*Problem:*
Copy, from the entries below, each line in which the string "JSON" appears.

*Provided records:*
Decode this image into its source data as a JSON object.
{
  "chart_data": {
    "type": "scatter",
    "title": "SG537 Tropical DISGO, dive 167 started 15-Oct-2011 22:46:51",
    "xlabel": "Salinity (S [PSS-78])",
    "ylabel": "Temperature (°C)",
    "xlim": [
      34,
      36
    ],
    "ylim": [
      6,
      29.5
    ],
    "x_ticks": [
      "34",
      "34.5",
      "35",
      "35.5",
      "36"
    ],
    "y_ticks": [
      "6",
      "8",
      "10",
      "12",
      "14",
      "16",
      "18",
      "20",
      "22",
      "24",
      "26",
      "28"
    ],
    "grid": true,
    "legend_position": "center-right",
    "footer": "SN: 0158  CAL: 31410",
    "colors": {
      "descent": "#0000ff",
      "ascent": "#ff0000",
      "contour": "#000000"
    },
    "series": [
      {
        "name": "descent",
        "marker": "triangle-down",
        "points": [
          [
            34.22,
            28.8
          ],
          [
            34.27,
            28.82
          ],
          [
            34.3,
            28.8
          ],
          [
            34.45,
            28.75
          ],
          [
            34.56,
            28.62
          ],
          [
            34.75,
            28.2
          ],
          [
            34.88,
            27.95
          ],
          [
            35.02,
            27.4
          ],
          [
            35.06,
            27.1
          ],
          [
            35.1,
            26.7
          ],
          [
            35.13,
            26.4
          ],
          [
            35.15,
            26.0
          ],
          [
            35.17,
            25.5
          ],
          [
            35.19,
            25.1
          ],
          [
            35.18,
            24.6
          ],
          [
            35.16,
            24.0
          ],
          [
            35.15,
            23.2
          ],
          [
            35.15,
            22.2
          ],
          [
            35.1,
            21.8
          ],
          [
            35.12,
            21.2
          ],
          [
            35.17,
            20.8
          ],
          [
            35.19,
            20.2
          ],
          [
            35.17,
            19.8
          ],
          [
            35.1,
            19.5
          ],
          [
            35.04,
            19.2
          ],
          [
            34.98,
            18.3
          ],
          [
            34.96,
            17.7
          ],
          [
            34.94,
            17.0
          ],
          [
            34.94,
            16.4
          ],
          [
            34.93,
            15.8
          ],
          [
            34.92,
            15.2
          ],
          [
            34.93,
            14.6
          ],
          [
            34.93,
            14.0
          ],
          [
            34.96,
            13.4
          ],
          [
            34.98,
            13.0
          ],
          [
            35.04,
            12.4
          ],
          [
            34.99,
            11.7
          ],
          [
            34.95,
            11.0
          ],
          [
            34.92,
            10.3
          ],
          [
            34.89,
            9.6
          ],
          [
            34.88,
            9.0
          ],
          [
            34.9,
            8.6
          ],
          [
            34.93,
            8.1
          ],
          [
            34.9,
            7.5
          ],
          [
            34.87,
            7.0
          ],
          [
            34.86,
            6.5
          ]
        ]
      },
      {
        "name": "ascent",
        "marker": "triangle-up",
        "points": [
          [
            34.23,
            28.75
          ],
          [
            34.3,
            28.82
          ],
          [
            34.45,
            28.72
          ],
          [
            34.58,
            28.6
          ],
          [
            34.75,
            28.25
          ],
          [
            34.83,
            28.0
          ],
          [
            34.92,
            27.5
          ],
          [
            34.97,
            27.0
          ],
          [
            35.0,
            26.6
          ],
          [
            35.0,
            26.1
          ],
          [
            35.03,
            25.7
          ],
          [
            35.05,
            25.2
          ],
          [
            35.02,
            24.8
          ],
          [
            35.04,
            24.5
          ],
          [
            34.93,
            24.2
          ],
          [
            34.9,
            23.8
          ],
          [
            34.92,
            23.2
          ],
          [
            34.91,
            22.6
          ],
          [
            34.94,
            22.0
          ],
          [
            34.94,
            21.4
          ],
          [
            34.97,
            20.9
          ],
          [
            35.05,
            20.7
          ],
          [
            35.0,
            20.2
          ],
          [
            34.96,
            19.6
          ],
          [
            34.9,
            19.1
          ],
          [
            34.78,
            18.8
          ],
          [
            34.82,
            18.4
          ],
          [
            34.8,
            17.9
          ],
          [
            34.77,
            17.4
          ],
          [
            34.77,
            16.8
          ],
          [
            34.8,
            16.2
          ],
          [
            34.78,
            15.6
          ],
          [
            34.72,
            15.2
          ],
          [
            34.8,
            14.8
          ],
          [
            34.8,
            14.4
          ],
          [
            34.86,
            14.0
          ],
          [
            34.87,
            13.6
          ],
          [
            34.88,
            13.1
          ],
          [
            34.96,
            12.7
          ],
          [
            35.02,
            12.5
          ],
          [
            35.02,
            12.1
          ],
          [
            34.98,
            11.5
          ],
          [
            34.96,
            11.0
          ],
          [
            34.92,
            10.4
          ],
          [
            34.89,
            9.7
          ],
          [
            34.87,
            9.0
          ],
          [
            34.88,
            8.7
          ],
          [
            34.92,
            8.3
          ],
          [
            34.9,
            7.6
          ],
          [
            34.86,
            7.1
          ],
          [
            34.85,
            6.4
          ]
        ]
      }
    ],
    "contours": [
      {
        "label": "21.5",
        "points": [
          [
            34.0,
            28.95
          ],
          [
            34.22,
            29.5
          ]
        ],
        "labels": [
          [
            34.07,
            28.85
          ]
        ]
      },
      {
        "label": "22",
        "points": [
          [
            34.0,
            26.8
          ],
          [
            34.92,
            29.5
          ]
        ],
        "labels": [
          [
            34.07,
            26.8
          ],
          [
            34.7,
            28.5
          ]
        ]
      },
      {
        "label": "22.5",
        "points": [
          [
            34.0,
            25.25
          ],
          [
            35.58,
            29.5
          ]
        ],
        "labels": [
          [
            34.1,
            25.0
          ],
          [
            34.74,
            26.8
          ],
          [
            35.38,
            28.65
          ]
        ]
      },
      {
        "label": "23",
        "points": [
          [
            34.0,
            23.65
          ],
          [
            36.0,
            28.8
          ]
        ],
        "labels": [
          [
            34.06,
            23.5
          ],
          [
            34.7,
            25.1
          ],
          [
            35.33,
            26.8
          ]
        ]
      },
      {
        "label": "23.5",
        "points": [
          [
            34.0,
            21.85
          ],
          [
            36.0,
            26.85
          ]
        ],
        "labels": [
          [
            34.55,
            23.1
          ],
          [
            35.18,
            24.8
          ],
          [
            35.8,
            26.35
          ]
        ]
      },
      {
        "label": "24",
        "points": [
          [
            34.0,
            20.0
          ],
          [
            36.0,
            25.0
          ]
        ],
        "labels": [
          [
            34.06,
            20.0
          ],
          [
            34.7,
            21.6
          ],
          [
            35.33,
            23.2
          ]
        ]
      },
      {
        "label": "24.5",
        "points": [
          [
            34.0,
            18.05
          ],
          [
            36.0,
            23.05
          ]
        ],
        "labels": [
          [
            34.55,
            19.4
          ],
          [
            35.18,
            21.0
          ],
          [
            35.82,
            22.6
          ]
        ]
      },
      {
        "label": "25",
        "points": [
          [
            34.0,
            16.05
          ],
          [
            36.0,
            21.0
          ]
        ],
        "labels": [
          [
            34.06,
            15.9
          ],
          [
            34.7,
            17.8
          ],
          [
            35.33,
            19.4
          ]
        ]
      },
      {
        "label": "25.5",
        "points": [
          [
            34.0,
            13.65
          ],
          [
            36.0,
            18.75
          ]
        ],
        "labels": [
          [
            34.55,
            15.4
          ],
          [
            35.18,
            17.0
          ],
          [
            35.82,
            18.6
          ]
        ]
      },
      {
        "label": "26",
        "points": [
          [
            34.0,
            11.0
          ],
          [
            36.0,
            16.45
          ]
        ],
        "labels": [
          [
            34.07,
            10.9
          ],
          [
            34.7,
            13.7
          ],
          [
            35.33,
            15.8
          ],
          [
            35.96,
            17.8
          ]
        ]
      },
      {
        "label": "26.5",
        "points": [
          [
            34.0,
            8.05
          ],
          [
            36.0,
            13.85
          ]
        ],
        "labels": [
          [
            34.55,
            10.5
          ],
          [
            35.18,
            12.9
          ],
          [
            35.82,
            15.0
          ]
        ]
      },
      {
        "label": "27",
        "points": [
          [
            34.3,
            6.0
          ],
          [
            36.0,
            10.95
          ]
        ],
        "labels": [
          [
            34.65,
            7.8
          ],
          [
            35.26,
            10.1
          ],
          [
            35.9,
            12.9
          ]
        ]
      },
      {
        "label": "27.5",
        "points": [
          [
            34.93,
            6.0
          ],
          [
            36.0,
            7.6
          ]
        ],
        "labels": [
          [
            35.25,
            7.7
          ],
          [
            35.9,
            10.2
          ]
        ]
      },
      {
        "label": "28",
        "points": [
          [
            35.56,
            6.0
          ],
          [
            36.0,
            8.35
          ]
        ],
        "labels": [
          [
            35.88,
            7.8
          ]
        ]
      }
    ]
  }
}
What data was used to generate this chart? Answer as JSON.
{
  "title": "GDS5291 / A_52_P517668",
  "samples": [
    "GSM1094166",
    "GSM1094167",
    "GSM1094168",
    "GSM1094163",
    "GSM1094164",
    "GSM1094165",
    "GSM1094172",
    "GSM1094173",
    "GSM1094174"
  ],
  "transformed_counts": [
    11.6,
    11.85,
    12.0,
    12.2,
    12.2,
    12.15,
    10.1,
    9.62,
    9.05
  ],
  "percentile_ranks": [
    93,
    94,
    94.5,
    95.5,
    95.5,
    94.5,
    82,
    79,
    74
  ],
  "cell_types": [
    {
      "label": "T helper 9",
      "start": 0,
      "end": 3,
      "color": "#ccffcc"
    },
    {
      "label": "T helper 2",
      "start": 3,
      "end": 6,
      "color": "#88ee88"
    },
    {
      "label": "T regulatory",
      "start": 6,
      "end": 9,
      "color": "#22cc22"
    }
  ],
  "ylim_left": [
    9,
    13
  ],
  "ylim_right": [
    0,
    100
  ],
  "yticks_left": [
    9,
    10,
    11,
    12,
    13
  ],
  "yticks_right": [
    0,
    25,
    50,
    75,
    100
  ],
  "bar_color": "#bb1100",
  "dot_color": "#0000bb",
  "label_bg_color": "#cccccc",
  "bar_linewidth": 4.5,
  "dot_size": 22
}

*Solution for this task:*
Decode this image into its source data as a JSON object.
What data was used to generate this chart? Answer as JSON.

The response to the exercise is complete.